>> Start RECORDED INFORMATION
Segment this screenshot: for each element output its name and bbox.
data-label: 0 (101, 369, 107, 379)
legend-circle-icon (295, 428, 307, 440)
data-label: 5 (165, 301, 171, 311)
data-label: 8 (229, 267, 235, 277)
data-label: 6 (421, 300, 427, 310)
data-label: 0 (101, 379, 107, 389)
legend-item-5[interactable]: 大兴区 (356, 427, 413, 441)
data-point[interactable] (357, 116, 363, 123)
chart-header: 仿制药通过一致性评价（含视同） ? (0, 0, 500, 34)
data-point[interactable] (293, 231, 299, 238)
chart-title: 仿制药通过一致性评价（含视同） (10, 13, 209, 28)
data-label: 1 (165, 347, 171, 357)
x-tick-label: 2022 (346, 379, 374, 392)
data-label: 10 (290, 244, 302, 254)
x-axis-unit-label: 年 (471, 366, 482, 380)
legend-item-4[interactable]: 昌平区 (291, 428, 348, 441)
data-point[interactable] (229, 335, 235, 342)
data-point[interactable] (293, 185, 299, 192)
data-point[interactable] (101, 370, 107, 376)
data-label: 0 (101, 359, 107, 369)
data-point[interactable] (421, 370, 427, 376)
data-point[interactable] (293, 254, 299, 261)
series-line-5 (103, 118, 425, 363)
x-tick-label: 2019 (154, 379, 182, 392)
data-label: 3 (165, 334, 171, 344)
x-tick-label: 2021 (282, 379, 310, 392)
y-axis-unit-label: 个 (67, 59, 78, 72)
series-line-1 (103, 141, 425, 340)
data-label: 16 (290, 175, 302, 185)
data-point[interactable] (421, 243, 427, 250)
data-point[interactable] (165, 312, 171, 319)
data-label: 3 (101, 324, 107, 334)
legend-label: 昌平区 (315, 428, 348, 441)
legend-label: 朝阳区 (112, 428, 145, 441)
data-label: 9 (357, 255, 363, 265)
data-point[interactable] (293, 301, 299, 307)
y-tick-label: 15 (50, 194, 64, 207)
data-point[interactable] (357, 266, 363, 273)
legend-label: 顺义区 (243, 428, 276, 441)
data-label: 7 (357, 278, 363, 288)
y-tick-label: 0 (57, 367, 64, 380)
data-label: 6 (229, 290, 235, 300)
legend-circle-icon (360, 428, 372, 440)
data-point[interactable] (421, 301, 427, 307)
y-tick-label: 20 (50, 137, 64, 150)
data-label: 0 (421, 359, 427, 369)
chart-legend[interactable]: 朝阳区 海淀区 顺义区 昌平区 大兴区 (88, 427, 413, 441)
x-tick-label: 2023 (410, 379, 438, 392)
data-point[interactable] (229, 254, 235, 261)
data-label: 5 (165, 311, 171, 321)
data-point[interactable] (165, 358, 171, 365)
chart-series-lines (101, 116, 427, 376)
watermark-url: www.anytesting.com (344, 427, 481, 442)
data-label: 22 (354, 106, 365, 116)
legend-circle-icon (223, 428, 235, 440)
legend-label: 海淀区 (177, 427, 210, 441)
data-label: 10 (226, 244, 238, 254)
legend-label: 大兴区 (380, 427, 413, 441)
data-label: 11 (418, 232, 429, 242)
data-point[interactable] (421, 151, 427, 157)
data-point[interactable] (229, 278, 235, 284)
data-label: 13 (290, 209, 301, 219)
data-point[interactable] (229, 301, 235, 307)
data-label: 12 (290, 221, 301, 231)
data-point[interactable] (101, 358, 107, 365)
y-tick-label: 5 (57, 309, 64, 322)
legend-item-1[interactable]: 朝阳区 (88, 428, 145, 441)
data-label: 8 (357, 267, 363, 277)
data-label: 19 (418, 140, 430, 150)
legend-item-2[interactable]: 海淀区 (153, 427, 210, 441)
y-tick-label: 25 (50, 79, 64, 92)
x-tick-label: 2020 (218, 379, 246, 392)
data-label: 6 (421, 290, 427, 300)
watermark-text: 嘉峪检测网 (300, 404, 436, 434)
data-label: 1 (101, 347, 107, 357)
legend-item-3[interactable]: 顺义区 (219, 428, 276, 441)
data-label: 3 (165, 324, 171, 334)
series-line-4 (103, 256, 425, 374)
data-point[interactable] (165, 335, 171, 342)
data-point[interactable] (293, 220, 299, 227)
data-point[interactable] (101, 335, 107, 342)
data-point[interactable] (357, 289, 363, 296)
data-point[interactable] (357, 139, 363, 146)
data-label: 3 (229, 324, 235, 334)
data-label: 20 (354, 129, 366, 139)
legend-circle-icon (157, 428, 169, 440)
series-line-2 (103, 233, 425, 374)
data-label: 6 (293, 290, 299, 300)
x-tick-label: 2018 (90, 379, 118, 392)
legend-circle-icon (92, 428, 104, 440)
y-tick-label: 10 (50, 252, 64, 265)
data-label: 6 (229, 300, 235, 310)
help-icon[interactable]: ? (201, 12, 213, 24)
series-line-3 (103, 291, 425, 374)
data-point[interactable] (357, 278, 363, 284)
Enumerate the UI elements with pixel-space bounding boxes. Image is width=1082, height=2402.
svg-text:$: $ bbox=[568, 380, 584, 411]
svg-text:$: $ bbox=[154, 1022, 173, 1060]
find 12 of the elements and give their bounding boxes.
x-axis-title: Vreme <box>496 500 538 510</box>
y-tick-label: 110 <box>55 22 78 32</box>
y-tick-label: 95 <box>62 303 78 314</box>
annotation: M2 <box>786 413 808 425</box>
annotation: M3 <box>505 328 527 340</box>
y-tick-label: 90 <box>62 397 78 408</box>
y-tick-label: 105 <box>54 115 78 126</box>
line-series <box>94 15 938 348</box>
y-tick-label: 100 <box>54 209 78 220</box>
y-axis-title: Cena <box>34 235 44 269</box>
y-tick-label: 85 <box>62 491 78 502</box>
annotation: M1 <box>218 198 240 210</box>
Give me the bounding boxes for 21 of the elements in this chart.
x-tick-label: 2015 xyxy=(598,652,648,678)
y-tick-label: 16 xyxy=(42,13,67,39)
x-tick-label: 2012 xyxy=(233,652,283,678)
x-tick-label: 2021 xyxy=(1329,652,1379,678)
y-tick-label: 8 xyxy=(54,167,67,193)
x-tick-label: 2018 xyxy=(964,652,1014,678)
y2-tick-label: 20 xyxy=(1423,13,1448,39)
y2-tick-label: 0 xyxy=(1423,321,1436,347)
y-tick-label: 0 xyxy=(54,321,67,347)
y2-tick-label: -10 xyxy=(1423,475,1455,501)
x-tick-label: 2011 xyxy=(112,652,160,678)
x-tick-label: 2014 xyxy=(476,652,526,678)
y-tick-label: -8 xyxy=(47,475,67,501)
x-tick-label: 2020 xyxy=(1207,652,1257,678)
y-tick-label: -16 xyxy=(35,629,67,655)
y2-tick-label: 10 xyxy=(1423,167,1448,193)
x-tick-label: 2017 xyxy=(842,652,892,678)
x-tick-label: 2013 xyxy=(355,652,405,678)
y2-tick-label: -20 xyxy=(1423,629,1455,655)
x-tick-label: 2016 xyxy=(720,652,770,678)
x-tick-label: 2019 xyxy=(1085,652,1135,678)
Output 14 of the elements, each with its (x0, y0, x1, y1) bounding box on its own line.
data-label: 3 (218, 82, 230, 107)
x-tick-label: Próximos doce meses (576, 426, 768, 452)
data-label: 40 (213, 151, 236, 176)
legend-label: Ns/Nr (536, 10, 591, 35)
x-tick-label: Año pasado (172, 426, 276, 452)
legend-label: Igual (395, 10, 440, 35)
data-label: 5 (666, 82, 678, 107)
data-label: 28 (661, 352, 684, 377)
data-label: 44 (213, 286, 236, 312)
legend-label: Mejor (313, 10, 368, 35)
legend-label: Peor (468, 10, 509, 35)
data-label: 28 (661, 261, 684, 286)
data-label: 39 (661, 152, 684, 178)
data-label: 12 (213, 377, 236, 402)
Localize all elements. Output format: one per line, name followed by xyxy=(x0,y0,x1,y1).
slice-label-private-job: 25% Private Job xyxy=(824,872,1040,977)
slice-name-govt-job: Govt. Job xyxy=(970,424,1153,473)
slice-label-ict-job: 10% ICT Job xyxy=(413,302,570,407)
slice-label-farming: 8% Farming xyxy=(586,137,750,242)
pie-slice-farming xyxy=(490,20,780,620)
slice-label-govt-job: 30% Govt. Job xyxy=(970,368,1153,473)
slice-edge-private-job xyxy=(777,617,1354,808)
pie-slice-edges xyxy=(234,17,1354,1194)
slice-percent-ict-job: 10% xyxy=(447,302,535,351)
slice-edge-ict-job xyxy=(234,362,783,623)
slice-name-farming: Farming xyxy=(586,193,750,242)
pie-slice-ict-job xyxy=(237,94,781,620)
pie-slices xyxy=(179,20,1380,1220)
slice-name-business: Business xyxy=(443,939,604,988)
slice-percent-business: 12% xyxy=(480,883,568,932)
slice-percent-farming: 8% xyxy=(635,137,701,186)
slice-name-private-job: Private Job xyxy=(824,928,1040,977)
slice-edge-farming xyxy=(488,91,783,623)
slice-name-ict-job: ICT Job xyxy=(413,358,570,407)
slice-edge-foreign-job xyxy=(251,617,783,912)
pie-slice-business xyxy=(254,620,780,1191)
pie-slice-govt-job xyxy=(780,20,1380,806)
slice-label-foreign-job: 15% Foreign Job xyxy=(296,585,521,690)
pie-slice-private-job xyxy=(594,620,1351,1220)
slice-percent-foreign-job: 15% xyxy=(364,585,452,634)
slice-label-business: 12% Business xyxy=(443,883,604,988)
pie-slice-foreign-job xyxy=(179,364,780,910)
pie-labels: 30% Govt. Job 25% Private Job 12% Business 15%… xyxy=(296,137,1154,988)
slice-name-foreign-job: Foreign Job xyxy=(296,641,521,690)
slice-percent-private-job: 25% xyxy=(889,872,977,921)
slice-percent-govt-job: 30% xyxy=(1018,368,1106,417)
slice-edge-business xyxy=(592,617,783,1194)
>> End RECORDED INFORMATION
▸ **EXERCISE GOAL**:
Can you write out the entries word for word, starting at the very first line and ending at the line containing "data-point[interactable] (421, 370, 427, 376)", with both of those lines included?

▸ **WRITTEN REPLY**:
Segment this screenshot: for each element output its name and bbox.
data-label: 0 (101, 369, 107, 379)
legend-circle-icon (295, 428, 307, 440)
data-label: 5 (165, 301, 171, 311)
data-label: 8 (229, 267, 235, 277)
data-label: 6 (421, 300, 427, 310)
data-label: 0 (101, 379, 107, 389)
legend-item-5[interactable]: 大兴区 (356, 427, 413, 441)
data-point[interactable] (357, 116, 363, 123)
chart-header: 仿制药通过一致性评价（含视同） ? (0, 0, 500, 34)
data-point[interactable] (293, 231, 299, 238)
chart-title: 仿制药通过一致性评价（含视同） (10, 13, 209, 28)
data-label: 1 (165, 347, 171, 357)
x-tick-label: 2022 (346, 379, 374, 392)
data-label: 10 (290, 244, 302, 254)
x-axis-unit-label: 年 (471, 366, 482, 380)
legend-item-4[interactable]: 昌平区 (291, 428, 348, 441)
data-point[interactable] (229, 335, 235, 342)
data-point[interactable] (293, 185, 299, 192)
data-point[interactable] (101, 370, 107, 376)
data-label: 0 (101, 359, 107, 369)
data-point[interactable] (421, 370, 427, 376)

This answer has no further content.